- **INSTRUCTIONS FOR THE TASK**: Could you copy every line of the records below word for word, keeping each name and its box unchanged?

- **TASK MATERIAL**:
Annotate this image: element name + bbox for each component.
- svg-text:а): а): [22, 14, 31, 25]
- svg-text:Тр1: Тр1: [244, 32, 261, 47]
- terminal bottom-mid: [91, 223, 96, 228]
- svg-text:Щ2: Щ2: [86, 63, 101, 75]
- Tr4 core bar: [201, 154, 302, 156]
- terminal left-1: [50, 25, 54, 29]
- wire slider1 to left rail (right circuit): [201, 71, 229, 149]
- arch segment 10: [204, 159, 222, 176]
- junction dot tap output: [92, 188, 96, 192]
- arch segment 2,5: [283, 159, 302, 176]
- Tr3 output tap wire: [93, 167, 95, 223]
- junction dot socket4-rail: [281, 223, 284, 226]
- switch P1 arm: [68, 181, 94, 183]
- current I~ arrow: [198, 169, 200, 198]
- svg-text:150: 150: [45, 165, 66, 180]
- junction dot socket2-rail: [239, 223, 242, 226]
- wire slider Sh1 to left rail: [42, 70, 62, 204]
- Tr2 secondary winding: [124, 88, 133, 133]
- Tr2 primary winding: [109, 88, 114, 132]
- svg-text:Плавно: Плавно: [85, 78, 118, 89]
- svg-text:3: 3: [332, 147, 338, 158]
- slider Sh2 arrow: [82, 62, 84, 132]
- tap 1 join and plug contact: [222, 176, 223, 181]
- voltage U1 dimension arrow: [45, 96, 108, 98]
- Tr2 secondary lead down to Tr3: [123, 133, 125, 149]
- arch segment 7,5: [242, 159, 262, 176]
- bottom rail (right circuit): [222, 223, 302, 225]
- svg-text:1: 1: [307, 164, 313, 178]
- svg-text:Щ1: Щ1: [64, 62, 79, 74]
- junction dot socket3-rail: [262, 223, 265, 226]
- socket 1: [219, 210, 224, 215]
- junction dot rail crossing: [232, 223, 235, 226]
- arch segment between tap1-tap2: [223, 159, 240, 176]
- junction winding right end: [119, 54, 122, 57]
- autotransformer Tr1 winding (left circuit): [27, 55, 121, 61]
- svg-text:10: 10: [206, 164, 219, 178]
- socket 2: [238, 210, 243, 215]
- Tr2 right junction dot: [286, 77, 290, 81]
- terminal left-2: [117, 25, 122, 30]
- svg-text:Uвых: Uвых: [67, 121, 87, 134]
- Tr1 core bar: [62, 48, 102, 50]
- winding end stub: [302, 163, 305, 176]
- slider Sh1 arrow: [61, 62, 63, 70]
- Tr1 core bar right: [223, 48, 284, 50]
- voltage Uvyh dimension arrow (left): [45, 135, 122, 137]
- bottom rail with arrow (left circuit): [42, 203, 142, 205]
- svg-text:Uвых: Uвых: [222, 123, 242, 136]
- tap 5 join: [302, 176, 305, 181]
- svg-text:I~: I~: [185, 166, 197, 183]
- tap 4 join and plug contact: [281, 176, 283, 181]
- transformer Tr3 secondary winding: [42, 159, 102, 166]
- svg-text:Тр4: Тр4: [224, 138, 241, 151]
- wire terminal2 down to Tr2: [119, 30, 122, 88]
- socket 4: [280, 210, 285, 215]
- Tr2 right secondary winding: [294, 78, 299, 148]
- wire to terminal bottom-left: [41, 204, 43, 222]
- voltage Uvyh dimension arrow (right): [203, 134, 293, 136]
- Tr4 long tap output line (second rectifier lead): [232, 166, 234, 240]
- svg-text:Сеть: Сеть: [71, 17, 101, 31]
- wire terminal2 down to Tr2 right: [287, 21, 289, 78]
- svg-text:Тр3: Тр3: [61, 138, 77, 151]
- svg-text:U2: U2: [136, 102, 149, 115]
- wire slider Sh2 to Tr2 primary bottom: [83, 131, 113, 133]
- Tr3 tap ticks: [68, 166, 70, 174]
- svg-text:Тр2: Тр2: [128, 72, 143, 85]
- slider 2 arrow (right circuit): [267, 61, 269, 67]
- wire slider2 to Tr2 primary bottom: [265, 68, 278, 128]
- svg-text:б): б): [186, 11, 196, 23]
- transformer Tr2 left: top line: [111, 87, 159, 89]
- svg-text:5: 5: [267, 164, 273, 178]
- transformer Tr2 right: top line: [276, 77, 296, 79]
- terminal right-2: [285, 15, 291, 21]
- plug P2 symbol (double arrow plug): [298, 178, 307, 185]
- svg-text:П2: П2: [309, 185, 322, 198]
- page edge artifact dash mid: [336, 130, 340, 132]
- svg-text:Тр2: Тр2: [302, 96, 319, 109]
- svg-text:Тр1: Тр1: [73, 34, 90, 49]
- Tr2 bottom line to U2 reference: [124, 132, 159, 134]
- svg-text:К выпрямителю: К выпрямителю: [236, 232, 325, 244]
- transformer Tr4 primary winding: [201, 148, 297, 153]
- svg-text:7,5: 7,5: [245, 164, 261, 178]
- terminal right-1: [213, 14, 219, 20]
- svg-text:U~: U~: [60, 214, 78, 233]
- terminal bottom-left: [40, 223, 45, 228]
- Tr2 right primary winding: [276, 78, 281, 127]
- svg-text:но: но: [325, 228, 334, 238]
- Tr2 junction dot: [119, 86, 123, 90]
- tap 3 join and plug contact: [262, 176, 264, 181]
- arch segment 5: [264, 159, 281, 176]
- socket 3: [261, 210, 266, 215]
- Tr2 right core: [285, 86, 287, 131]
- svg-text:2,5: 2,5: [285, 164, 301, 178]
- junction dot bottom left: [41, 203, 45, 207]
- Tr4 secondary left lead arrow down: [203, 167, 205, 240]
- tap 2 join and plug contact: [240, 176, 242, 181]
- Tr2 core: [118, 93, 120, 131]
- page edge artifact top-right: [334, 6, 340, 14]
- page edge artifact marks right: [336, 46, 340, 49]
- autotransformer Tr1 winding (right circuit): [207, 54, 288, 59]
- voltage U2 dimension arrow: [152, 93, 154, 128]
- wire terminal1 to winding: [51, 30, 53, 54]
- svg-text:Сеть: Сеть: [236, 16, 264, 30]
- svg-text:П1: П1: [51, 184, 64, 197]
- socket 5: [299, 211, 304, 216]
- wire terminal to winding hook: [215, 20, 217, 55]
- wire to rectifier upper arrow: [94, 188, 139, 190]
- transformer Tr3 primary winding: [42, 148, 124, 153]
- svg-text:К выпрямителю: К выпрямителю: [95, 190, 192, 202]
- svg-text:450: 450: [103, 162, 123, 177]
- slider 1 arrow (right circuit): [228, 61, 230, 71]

- **FULL SOLUTION**:
Annotate this image: element name + bbox for each component.
- svg-text:а): а): [22, 14, 31, 25]
- svg-text:Тр1: Тр1: [244, 32, 261, 47]
- terminal bottom-mid: [91, 223, 96, 228]
- svg-text:Щ2: Щ2: [86, 63, 101, 75]
- Tr4 core bar: [201, 154, 302, 156]
- terminal left-1: [50, 25, 54, 29]
- wire slider1 to left rail (right circuit): [201, 71, 229, 149]
- arch segment 10: [204, 159, 222, 176]
- junction dot tap output: [92, 188, 96, 192]
- arch segment 2,5: [283, 159, 302, 176]
- Tr3 output tap wire: [93, 167, 95, 223]
- junction dot socket4-rail: [281, 223, 284, 226]
- switch P1 arm: [68, 181, 94, 183]
- current I~ arrow: [198, 169, 200, 198]
- svg-text:150: 150: [45, 165, 66, 180]
- junction dot socket2-rail: [239, 223, 242, 226]
- wire slider Sh1 to left rail: [42, 70, 62, 204]
- Tr2 secondary winding: [124, 88, 133, 133]
- Tr2 primary winding: [109, 88, 114, 132]
- svg-text:Плавно: Плавно: [85, 78, 118, 89]
- svg-text:3: 3: [332, 147, 338, 158]
- slider Sh2 arrow: [82, 62, 84, 132]
- tap 1 join and plug contact: [222, 176, 223, 181]
- voltage U1 dimension arrow: [45, 96, 108, 98]
- Tr2 secondary lead down to Tr3: [123, 133, 125, 149]
- arch segment 7,5: [242, 159, 262, 176]
- bottom rail (right circuit): [222, 223, 302, 225]
- svg-text:1: 1: [307, 164, 313, 178]
- svg-text:Щ1: Щ1: [64, 62, 79, 74]
- junction dot socket3-rail: [262, 223, 265, 226]
- socket 1: [219, 210, 224, 215]
- junction dot rail crossing: [232, 223, 235, 226]
- arch segment between tap1-tap2: [223, 159, 240, 176]
- junction winding right end: [119, 54, 122, 57]
- autotransformer Tr1 winding (left circuit): [27, 55, 121, 61]
- svg-text:10: 10: [206, 164, 219, 178]
- socket 2: [238, 210, 243, 215]
- Tr2 right junction dot: [286, 77, 290, 81]
- terminal left-2: [117, 25, 122, 30]
- svg-text:Uвых: Uвых: [67, 121, 87, 134]
- Tr1 core bar: [62, 48, 102, 50]
- winding end stub: [302, 163, 305, 176]
- slider Sh1 arrow: [61, 62, 63, 70]
- Tr1 core bar right: [223, 48, 284, 50]
- voltage Uvyh dimension arrow (left): [45, 135, 122, 137]
- bottom rail with arrow (left circuit): [42, 203, 142, 205]
- svg-text:Uвых: Uвых: [222, 123, 242, 136]
- tap 5 join: [302, 176, 305, 181]
- svg-text:I~: I~: [185, 166, 197, 183]
- tap 4 join and plug contact: [281, 176, 283, 181]
- transformer Tr3 secondary winding: [42, 159, 102, 166]
- svg-text:Тр4: Тр4: [224, 138, 241, 151]
- wire terminal2 down to Tr2: [119, 30, 122, 88]
- socket 4: [280, 210, 285, 215]
- Tr2 right secondary winding: [294, 78, 299, 148]
- wire to terminal bottom-left: [41, 204, 43, 222]
- voltage Uvyh dimension arrow (right): [203, 134, 293, 136]
- Tr4 long tap output line (second rectifier lead): [232, 166, 234, 240]
- svg-text:Сеть: Сеть: [71, 17, 101, 31]
- wire terminal2 down to Tr2 right: [287, 21, 289, 78]
- svg-text:Тр3: Тр3: [61, 138, 77, 151]
- svg-text:U2: U2: [136, 102, 149, 115]
- wire slider Sh2 to Tr2 primary bottom: [83, 131, 113, 133]
- Tr3 tap ticks: [68, 166, 70, 174]
- svg-text:Тр2: Тр2: [128, 72, 143, 85]
- slider 2 arrow (right circuit): [267, 61, 269, 67]
- wire slider2 to Tr2 primary bottom: [265, 68, 278, 128]
- svg-text:б): б): [186, 11, 196, 23]
- transformer Tr2 left: top line: [111, 87, 159, 89]
- svg-text:5: 5: [267, 164, 273, 178]
- transformer Tr2 right: top line: [276, 77, 296, 79]
- terminal right-2: [285, 15, 291, 21]
- plug P2 symbol (double arrow plug): [298, 178, 307, 185]
- svg-text:П2: П2: [309, 185, 322, 198]
- page edge artifact dash mid: [336, 130, 340, 132]
- svg-text:Тр2: Тр2: [302, 96, 319, 109]
- svg-text:Тр1: Тр1: [73, 34, 90, 49]
- Tr2 bottom line to U2 reference: [124, 132, 159, 134]
- svg-text:К выпрямителю: К выпрямителю: [236, 232, 325, 244]
- transformer Tr4 primary winding: [201, 148, 297, 153]
- svg-text:7,5: 7,5: [245, 164, 261, 178]
- terminal right-1: [213, 14, 219, 20]
- svg-text:U~: U~: [60, 214, 78, 233]
- terminal bottom-left: [40, 223, 45, 228]
- Tr2 right primary winding: [276, 78, 281, 127]
- svg-text:но: но: [325, 228, 334, 238]
- Tr2 junction dot: [119, 86, 123, 90]
- tap 3 join and plug contact: [262, 176, 264, 181]
- arch segment 5: [264, 159, 281, 176]
- socket 3: [261, 210, 266, 215]
- Tr2 right core: [285, 86, 287, 131]
- svg-text:2,5: 2,5: [285, 164, 301, 178]
- junction dot bottom left: [41, 203, 45, 207]
- Tr4 secondary left lead arrow down: [203, 167, 205, 240]
- tap 2 join and plug contact: [240, 176, 242, 181]
- Tr2 core: [118, 93, 120, 131]
- page edge artifact top-right: [334, 6, 340, 14]
- page edge artifact marks right: [336, 46, 340, 49]
- autotransformer Tr1 winding (right circuit): [207, 54, 288, 59]
- voltage U2 dimension arrow: [152, 93, 154, 128]
- wire terminal1 to winding: [51, 30, 53, 54]
- svg-text:Сеть: Сеть: [236, 16, 264, 30]
- svg-text:П1: П1: [51, 184, 64, 197]
- socket 5: [299, 211, 304, 216]
- wire terminal to winding hook: [215, 20, 217, 55]
- wire to rectifier upper arrow: [94, 188, 139, 190]
- transformer Tr3 primary winding: [42, 148, 124, 153]
- svg-text:К выпрямителю: К выпрямителю: [95, 190, 192, 202]
- svg-text:450: 450: [103, 162, 123, 177]
- slider 1 arrow (right circuit): [228, 61, 230, 71]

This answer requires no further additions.